What is needed » Every line below must be reproduced exactly. Copy them all.

Data shown »
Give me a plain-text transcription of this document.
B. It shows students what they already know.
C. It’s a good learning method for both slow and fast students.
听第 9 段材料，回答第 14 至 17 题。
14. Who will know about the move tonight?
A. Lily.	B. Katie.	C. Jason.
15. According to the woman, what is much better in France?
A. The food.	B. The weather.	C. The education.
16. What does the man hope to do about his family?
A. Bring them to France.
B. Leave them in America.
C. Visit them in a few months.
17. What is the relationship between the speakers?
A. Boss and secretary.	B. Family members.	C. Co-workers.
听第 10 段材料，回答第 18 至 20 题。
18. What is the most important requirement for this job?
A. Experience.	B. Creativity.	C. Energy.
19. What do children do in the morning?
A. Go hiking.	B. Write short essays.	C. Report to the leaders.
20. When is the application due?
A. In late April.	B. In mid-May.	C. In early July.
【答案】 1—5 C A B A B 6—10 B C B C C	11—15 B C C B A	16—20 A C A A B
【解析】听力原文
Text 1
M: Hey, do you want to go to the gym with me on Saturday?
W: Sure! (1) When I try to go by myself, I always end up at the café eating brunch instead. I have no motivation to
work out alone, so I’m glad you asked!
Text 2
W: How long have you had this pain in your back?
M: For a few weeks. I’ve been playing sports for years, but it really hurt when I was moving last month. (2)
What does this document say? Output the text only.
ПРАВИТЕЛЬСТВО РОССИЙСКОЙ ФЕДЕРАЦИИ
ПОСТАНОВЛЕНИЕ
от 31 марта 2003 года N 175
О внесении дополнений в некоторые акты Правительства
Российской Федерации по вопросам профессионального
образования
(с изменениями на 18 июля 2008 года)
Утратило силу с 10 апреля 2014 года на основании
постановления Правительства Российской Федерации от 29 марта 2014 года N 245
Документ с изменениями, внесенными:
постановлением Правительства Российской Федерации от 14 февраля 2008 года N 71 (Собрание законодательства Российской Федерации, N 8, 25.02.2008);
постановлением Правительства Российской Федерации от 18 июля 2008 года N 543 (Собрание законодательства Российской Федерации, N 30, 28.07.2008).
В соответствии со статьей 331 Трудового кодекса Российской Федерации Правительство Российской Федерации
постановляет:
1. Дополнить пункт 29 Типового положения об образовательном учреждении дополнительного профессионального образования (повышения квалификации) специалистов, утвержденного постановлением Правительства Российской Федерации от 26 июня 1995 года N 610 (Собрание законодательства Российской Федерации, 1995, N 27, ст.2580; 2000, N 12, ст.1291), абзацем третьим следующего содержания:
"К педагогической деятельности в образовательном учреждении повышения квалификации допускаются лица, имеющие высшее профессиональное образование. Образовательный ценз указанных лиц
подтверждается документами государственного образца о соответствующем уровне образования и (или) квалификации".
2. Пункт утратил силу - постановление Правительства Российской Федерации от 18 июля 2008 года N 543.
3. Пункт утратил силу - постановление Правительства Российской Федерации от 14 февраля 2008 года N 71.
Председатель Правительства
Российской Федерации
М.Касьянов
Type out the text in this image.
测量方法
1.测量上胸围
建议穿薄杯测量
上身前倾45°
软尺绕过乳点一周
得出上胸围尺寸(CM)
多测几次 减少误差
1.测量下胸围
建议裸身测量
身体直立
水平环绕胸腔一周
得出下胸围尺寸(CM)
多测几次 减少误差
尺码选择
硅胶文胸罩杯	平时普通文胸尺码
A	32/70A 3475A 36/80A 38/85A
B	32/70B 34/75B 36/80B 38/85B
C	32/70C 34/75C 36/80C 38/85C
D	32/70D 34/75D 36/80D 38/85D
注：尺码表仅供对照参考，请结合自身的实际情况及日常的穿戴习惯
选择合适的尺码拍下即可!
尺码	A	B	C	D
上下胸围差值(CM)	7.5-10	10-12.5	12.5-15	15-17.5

Answer to this problem »
Give me a plain-text transcription of this document.
B. It shows students what they already know.
C. It’s a good learning method for both slow and fast students.
听第 9 段材料，回答第 14 至 17 题。
14. Who will know about the move tonight?
A. Lily.	B. Katie.	C. Jason.
15. According to the woman, what is much better in France?
A. The food.	B. The weather.	C. The education.
16. What does the man hope to do about his family?
A. Bring them to France.
B. Leave them in America.
C. Visit them in a few months.
17. What is the relationship between the speakers?
A. Boss and secretary.	B. Family members.	C. Co-workers.
听第 10 段材料，回答第 18 至 20 题。
18. What is the most important requirement for this job?
A. Experience.	B. Creativity.	C. Energy.
19. What do children do in the morning?
A. Go hiking.	B. Write short essays.	C. Report to the leaders.
20. When is the application due?
A. In late April.	B. In mid-May.	C. In early July.
【答案】 1—5 C A B A B 6—10 B C B C C	11—15 B C C B A	16—20 A C A A B
【解析】听力原文
Text 1
M: Hey, do you want to go to the gym with me on Saturday?
W: Sure! (1) When I try to go by myself, I always end up at the café eating brunch instead. I have no motivation to
work out alone, so I’m glad you asked!
Text 2
W: How long have you had this pain in your back?
M: For a few weeks. I’ve been playing sports for years, but it really hurt when I was moving last month. (2)
What does this document say? Output the text only.
ПРАВИТЕЛЬСТВО РОССИЙСКОЙ ФЕДЕРАЦИИ
ПОСТАНОВЛЕНИЕ
от 31 марта 2003 года N 175
О внесении дополнений в некоторые акты Правительства
Российской Федерации по вопросам профессионального
образования
(с изменениями на 18 июля 2008 года)
Утратило силу с 10 апреля 2014 года на основании
постановления Правительства Российской Федерации от 29 марта 2014 года N 245
Документ с изменениями, внесенными:
постановлением Правительства Российской Федерации от 14 февраля 2008 года N 71 (Собрание законодательства Российской Федерации, N 8, 25.02.2008);
постановлением Правительства Российской Федерации от 18 июля 2008 года N 543 (Собрание законодательства Российской Федерации, N 30, 28.07.2008).
В соответствии со статьей 331 Трудового кодекса Российской Федерации Правительство Российской Федерации
постановляет:
1. Дополнить пункт 29 Типового положения об образовательном учреждении дополнительного профессионального образования (повышения квалификации) специалистов, утвержденного постановлением Правительства Российской Федерации от 26 июня 1995 года N 610 (Собрание законодательства Российской Федерации, 1995, N 27, ст.2580; 2000, N 12, ст.1291), абзацем третьим следующего содержания:
"К педагогической деятельности в образовательном учреждении повышения квалификации допускаются лица, имеющие высшее профессиональное образование. Образовательный ценз указанных лиц
подтверждается документами государственного образца о соответствующем уровне образования и (или) квалификации".
2. Пункт утратил силу - постановление Правительства Российской Федерации от 18 июля 2008 года N 543.
3. Пункт утратил силу - постановление Правительства Российской Федерации от 14 февраля 2008 года N 71.
Председатель Правительства
Российской Федерации
М.Касьянов
Type out the text in this image.
测量方法
1.测量上胸围
建议穿薄杯测量
上身前倾45°
软尺绕过乳点一周
得出上胸围尺寸(CM)
多测几次 减少误差
1.测量下胸围
建议裸身测量
身体直立
水平环绕胸腔一周
得出下胸围尺寸(CM)
多测几次 减少误差
尺码选择
硅胶文胸罩杯	平时普通文胸尺码
A	32/70A 3475A 36/80A 38/85A
B	32/70B 34/75B 36/80B 38/85B
C	32/70C 34/75C 36/80C 38/85C
D	32/70D 34/75D 36/80D 38/85D
注：尺码表仅供对照参考，请结合自身的实际情况及日常的穿戴习惯
选择合适的尺码拍下即可!
尺码	A	B	C	D
上下胸围差值(CM)	7.5-10	10-12.5	12.5-15	15-17.5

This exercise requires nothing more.